:: The problem ::
Transcribe the data that follows precisely, omitting nothing.

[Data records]
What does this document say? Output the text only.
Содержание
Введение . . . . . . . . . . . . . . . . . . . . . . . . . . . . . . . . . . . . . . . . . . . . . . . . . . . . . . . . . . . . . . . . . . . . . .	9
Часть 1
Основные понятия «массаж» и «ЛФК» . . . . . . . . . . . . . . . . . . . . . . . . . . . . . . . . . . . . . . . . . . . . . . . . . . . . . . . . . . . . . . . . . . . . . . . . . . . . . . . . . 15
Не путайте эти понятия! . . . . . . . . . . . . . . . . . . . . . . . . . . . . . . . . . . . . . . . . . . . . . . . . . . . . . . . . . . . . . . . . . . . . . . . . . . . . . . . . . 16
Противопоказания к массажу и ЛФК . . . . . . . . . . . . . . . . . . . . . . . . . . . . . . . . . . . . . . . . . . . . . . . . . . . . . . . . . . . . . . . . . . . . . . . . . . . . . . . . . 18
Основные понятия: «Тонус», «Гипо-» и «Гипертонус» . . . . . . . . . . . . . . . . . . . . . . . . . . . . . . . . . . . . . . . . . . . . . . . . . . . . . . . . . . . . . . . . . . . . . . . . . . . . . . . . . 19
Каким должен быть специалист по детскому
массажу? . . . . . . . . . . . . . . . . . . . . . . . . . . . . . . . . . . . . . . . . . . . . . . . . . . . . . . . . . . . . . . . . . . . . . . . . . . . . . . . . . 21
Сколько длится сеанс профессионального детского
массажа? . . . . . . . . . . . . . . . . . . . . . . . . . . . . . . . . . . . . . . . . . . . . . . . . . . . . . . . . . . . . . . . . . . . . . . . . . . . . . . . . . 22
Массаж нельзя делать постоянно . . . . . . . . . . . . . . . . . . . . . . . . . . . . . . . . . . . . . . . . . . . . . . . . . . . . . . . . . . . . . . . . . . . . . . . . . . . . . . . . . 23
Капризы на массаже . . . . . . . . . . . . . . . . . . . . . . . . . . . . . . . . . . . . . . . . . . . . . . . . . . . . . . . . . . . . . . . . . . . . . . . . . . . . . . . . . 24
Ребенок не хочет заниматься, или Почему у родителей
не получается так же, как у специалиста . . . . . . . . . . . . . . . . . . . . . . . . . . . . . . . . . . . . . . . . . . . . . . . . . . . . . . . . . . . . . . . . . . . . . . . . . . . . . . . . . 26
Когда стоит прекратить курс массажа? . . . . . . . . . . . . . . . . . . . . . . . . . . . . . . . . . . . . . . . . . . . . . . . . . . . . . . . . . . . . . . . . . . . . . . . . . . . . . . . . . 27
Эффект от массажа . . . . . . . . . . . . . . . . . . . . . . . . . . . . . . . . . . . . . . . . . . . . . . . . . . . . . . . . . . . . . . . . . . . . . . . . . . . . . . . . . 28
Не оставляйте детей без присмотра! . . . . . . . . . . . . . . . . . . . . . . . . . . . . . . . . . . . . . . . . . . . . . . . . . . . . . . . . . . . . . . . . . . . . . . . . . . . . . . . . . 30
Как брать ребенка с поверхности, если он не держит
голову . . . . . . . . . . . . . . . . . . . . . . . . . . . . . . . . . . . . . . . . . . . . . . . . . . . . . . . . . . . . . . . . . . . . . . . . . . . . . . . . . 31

:: Result of the task ::
What does this document say? Output the text only.
Содержание
Введение . . . . . . . . . . . . . . . . . . . . . . . . . . . . . . . . . . . . . . . . . . . . . . . . . . . . . . . . . . . . . . . . . . . . . .	9
Часть 1
Основные понятия «массаж» и «ЛФК» . . . . . . . . . . . . . . . . . . . . . . . . . . . . . . . . . . . . . . . . . . . . . . . . . . . . . . . . . . . . . . . . . . . . . . . . . . . . . . . . . 15
Не путайте эти понятия! . . . . . . . . . . . . . . . . . . . . . . . . . . . . . . . . . . . . . . . . . . . . . . . . . . . . . . . . . . . . . . . . . . . . . . . . . . . . . . . . . 16
Противопоказания к массажу и ЛФК . . . . . . . . . . . . . . . . . . . . . . . . . . . . . . . . . . . . . . . . . . . . . . . . . . . . . . . . . . . . . . . . . . . . . . . . . . . . . . . . . 18
Основные понятия: «Тонус», «Гипо-» и «Гипертонус» . . . . . . . . . . . . . . . . . . . . . . . . . . . . . . . . . . . . . . . . . . . . . . . . . . . . . . . . . . . . . . . . . . . . . . . . . . . . . . . . . 19
Каким должен быть специалист по детскому
массажу? . . . . . . . . . . . . . . . . . . . . . . . . . . . . . . . . . . . . . . . . . . . . . . . . . . . . . . . . . . . . . . . . . . . . . . . . . . . . . . . . . 21
Сколько длится сеанс профессионального детского
массажа? . . . . . . . . . . . . . . . . . . . . . . . . . . . . . . . . . . . . . . . . . . . . . . . . . . . . . . . . . . . . . . . . . . . . . . . . . . . . . . . . . 22
Массаж нельзя делать постоянно . . . . . . . . . . . . . . . . . . . . . . . . . . . . . . . . . . . . . . . . . . . . . . . . . . . . . . . . . . . . . . . . . . . . . . . . . . . . . . . . . 23
Капризы на массаже . . . . . . . . . . . . . . . . . . . . . . . . . . . . . . . . . . . . . . . . . . . . . . . . . . . . . . . . . . . . . . . . . . . . . . . . . . . . . . . . . 24
Ребенок не хочет заниматься, или Почему у родителей
не получается так же, как у специалиста . . . . . . . . . . . . . . . . . . . . . . . . . . . . . . . . . . . . . . . . . . . . . . . . . . . . . . . . . . . . . . . . . . . . . . . . . . . . . . . . . 26
Когда стоит прекратить курс массажа? . . . . . . . . . . . . . . . . . . . . . . . . . . . . . . . . . . . . . . . . . . . . . . . . . . . . . . . . . . . . . . . . . . . . . . . . . . . . . . . . . 27
Эффект от массажа . . . . . . . . . . . . . . . . . . . . . . . . . . . . . . . . . . . . . . . . . . . . . . . . . . . . . . . . . . . . . . . . . . . . . . . . . . . . . . . . . 28
Не оставляйте детей без присмотра! . . . . . . . . . . . . . . . . . . . . . . . . . . . . . . . . . . . . . . . . . . . . . . . . . . . . . . . . . . . . . . . . . . . . . . . . . . . . . . . . . 30
Как брать ребенка с поверхности, если он не держит
голову . . . . . . . . . . . . . . . . . . . . . . . . . . . . . . . . . . . . . . . . . . . . . . . . . . . . . . . . . . . . . . . . . . . . . . . . . . . . . . . . . 31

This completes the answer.